Problem description: Please output the records below in full, exactly as given, but without the images.

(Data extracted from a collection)
* * * * *

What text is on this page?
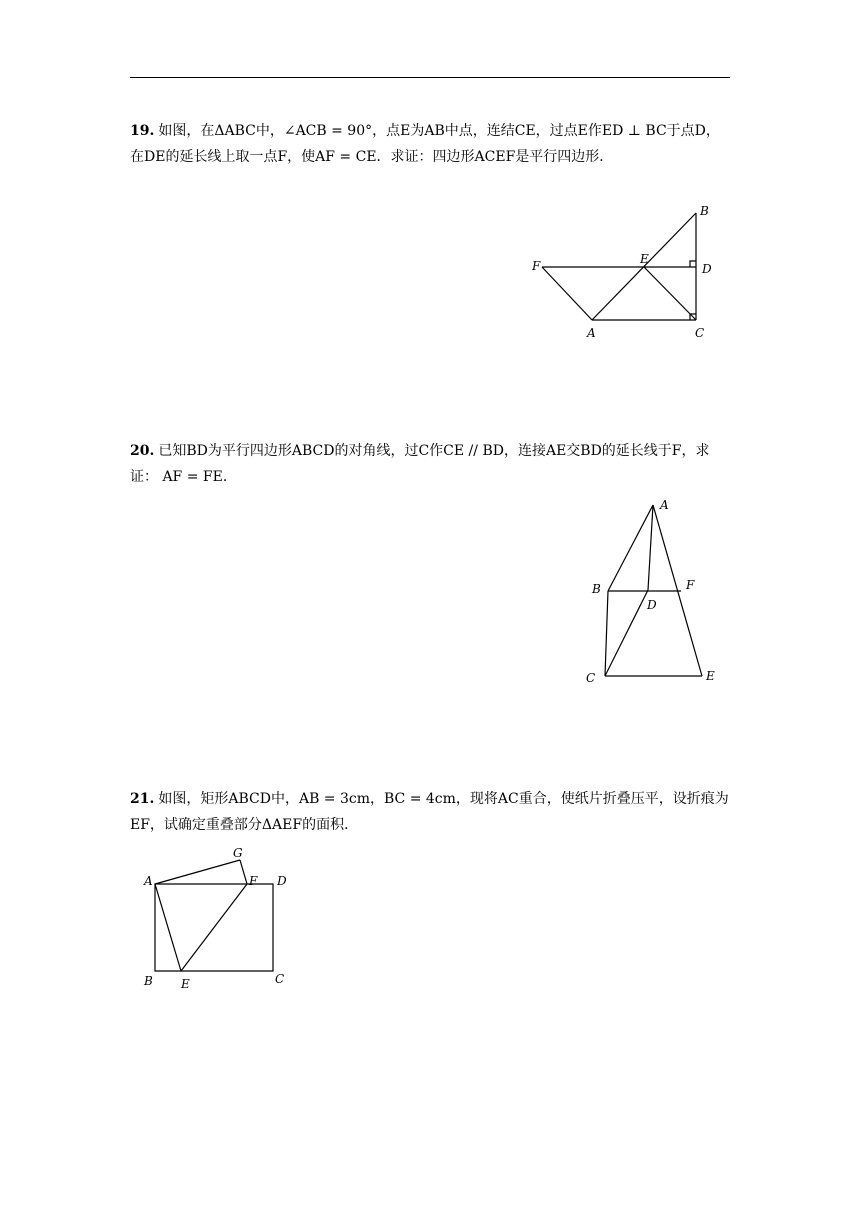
19. 如图，在ΔABC中，∠ACB = 90°，点E为AB中点，连结CE，过点E作ED ⊥ BC于点D，在DE的延长线上取一点F，使AF = CE．求证：四边形ACEF是平行四边形．
B
F	E
D
A	C
20. 已知BD为平行四边形ABCD的对角线，过C作CE // BD，连接AE交BD的延长线于F，求证： AF = FE．
A
B	F
D
C	E
21. 如图，矩形ABCD中，AB = 3cm，BC = 4cm，现将AC重合，使纸片折叠压平，设折痕为EF，试确定重叠部分ΔAEF的面积．
G
A	F D
B E	C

* * * * *

Full output:
What text is on this page?
19. 如图，在ΔABC中，∠ACB = 90°，点E为AB中点，连结CE，过点E作ED ⊥ BC于点D，在DE的延长线上取一点F，使AF = CE．求证：四边形ACEF是平行四边形．
B
F	E
D
A	C
20. 已知BD为平行四边形ABCD的对角线，过C作CE // BD，连接AE交BD的延长线于F，求证： AF = FE．
A
B	F
D
C	E
21. 如图，矩形ABCD中，AB = 3cm，BC = 4cm，现将AC重合，使纸片折叠压平，设折痕为EF，试确定重叠部分ΔAEF的面积．
G
A	F D
B E	C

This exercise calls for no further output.